Pull out each line of the data that includes the word "millones".

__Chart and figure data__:
§
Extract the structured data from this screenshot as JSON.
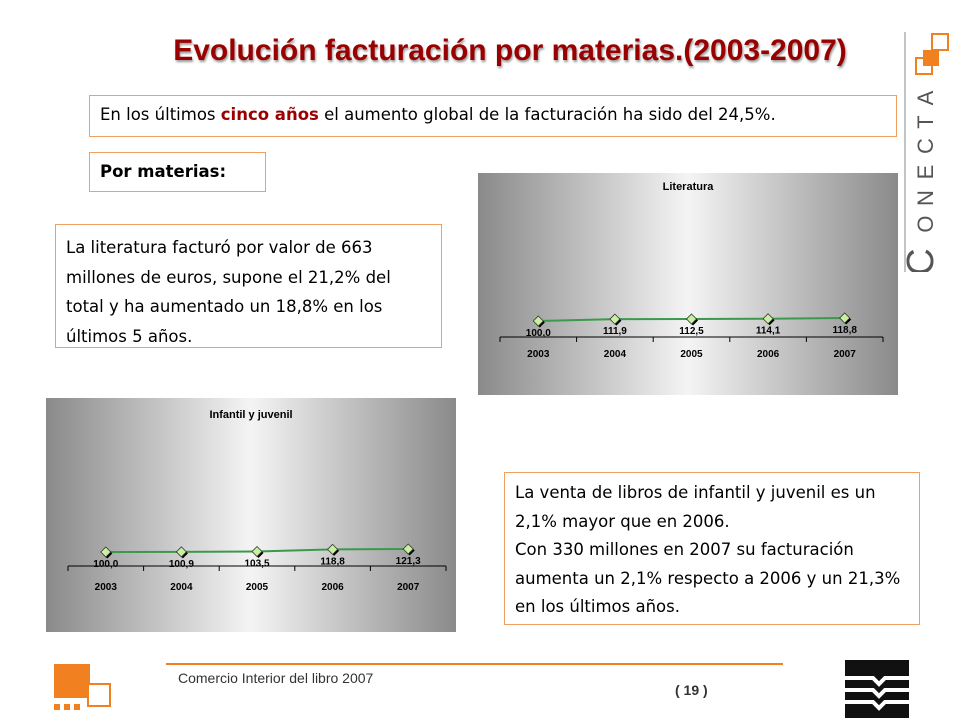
{
  "title": "Evolución facturación por materias.(2003-2007)",
  "intro": {
    "before": "En los últimos ",
    "bold": "cinco años",
    "after": " el aumento global de la facturación ha sido del 24,5%."
  },
  "section_label": "Por materias:",
  "literatura_text": "La literatura facturó por valor de 663 millones de euros, supone el 21,2% del total y ha aumentado un 18,8% en los últimos 5 años.",
  "infantil_text": {
    "line1": "La venta de libros de infantil y juvenil es un 2,1% mayor que en 2006.",
    "line2": "Con 330 millones en 2007 su facturación aumenta un 2,1% respecto a 2006 y un 21,3% en los últimos años."
  },
  "chart_data": [
    {
      "type": "line",
      "title": "Literatura",
      "categories": [
        "2003",
        "2004",
        "2005",
        "2006",
        "2007"
      ],
      "values": [
        100.0,
        111.9,
        112.5,
        114.1,
        118.8
      ],
      "data_labels": [
        "100,0",
        "111,9",
        "112,5",
        "114,1",
        "118,8"
      ],
      "ylim": [
        0,
        500
      ],
      "colors": {
        "line": "#3a9a4a",
        "marker": "#c8f0a0"
      }
    },
    {
      "type": "line",
      "title": "Infantil y juvenil",
      "categories": [
        "2003",
        "2004",
        "2005",
        "2006",
        "2007"
      ],
      "values": [
        100.0,
        100.9,
        103.5,
        118.8,
        121.3
      ],
      "data_labels": [
        "100,0",
        "100,9",
        "103,5",
        "118,8",
        "121,3"
      ],
      "ylim": [
        0,
        500
      ],
      "colors": {
        "line": "#3a9a4a",
        "marker": "#c8f0a0"
      }
    }
  ],
  "brand": {
    "letters": [
      "C",
      "O",
      "N",
      "E",
      "C",
      "T",
      "A"
    ]
  },
  "footer": {
    "text": "Comercio Interior del libro 2007",
    "page": "( 19 )"
  },
  "colors": {
    "accent": "#990000",
    "orange": "#f08020",
    "box_border": "#f0a060"
  }
}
§
__REPLY TO THE TASK__:
  "literatura_text": "La literatura facturó por valor de 663 millones de euros, supone el 21,2% del total y ha aumentado un 18,8% en los últimos 5 años.",
    "line2": "Con 330 millones en 2007 su facturación aumenta un 2,1% respecto a 2006 y un 21,3% en los últimos años."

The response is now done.